BEGIN Records provided
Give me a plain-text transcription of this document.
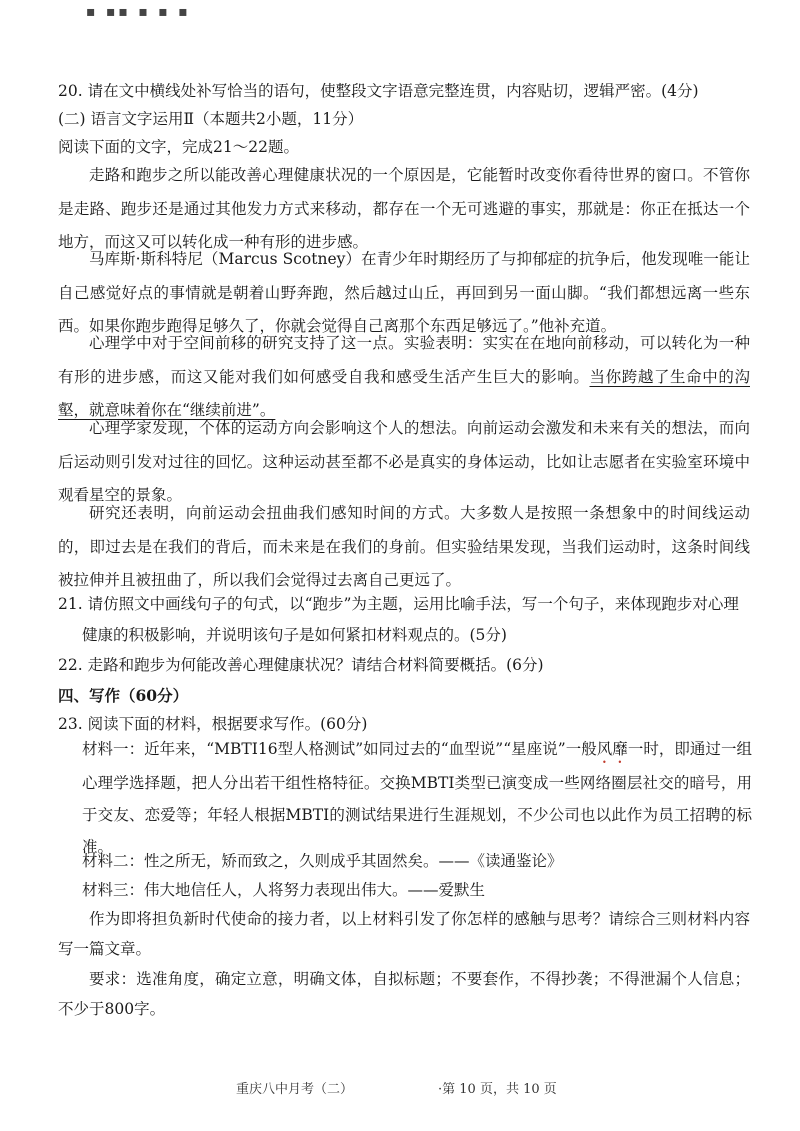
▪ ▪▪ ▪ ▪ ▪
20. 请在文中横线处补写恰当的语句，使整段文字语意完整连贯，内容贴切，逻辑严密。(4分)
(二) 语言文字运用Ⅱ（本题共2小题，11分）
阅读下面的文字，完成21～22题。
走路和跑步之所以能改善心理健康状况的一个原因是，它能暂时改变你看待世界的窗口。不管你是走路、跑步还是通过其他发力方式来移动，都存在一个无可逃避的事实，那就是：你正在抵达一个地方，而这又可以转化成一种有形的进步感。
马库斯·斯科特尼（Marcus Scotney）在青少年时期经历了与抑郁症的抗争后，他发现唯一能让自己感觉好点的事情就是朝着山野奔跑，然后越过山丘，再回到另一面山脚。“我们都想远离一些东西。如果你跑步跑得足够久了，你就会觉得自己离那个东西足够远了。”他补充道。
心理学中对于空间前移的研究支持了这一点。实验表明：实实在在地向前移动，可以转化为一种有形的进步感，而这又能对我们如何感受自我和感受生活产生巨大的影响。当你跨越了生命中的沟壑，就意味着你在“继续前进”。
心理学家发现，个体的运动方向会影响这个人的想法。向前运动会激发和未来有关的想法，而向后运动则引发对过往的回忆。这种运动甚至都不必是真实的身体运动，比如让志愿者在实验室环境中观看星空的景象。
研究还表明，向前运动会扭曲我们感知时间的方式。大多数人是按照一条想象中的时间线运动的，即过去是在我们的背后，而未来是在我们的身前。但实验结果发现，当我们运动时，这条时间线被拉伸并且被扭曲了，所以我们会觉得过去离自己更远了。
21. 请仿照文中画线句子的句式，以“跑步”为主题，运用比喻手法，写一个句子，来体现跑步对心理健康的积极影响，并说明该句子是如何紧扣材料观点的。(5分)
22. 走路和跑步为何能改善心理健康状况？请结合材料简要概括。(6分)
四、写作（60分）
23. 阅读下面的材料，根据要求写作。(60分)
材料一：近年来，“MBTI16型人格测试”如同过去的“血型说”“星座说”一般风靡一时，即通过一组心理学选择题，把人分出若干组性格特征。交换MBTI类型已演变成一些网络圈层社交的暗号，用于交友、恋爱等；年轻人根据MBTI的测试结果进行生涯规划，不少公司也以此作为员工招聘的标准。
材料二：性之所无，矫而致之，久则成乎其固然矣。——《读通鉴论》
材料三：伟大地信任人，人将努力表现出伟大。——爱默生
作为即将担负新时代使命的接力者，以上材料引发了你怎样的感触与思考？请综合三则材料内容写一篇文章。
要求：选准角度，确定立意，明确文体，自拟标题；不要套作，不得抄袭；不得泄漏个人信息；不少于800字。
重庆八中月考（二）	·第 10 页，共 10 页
END Records provided
§ **Requirement**: In the copy, include no pictures; restate the listing above exactly.

§ **Right answer**:
Give me a plain-text transcription of this document.
▪ ▪▪ ▪ ▪ ▪
20. 请在文中横线处补写恰当的语句，使整段文字语意完整连贯，内容贴切，逻辑严密。(4分)
(二) 语言文字运用Ⅱ（本题共2小题，11分）
阅读下面的文字，完成21～22题。
走路和跑步之所以能改善心理健康状况的一个原因是，它能暂时改变你看待世界的窗口。不管你是走路、跑步还是通过其他发力方式来移动，都存在一个无可逃避的事实，那就是：你正在抵达一个地方，而这又可以转化成一种有形的进步感。
马库斯·斯科特尼（Marcus Scotney）在青少年时期经历了与抑郁症的抗争后，他发现唯一能让自己感觉好点的事情就是朝着山野奔跑，然后越过山丘，再回到另一面山脚。“我们都想远离一些东西。如果你跑步跑得足够久了，你就会觉得自己离那个东西足够远了。”他补充道。
心理学中对于空间前移的研究支持了这一点。实验表明：实实在在地向前移动，可以转化为一种有形的进步感，而这又能对我们如何感受自我和感受生活产生巨大的影响。当你跨越了生命中的沟壑，就意味着你在“继续前进”。
心理学家发现，个体的运动方向会影响这个人的想法。向前运动会激发和未来有关的想法，而向后运动则引发对过往的回忆。这种运动甚至都不必是真实的身体运动，比如让志愿者在实验室环境中观看星空的景象。
研究还表明，向前运动会扭曲我们感知时间的方式。大多数人是按照一条想象中的时间线运动的，即过去是在我们的背后，而未来是在我们的身前。但实验结果发现，当我们运动时，这条时间线被拉伸并且被扭曲了，所以我们会觉得过去离自己更远了。
21. 请仿照文中画线句子的句式，以“跑步”为主题，运用比喻手法，写一个句子，来体现跑步对心理健康的积极影响，并说明该句子是如何紧扣材料观点的。(5分)
22. 走路和跑步为何能改善心理健康状况？请结合材料简要概括。(6分)
四、写作（60分）
23. 阅读下面的材料，根据要求写作。(60分)
材料一：近年来，“MBTI16型人格测试”如同过去的“血型说”“星座说”一般风靡一时，即通过一组心理学选择题，把人分出若干组性格特征。交换MBTI类型已演变成一些网络圈层社交的暗号，用于交友、恋爱等；年轻人根据MBTI的测试结果进行生涯规划，不少公司也以此作为员工招聘的标准。
材料二：性之所无，矫而致之，久则成乎其固然矣。——《读通鉴论》
材料三：伟大地信任人，人将努力表现出伟大。——爱默生
作为即将担负新时代使命的接力者，以上材料引发了你怎样的感触与思考？请综合三则材料内容写一篇文章。
要求：选准角度，确定立意，明确文体，自拟标题；不要套作，不得抄袭；不得泄漏个人信息；不少于800字。
重庆八中月考（二）	·第 10 页，共 10 页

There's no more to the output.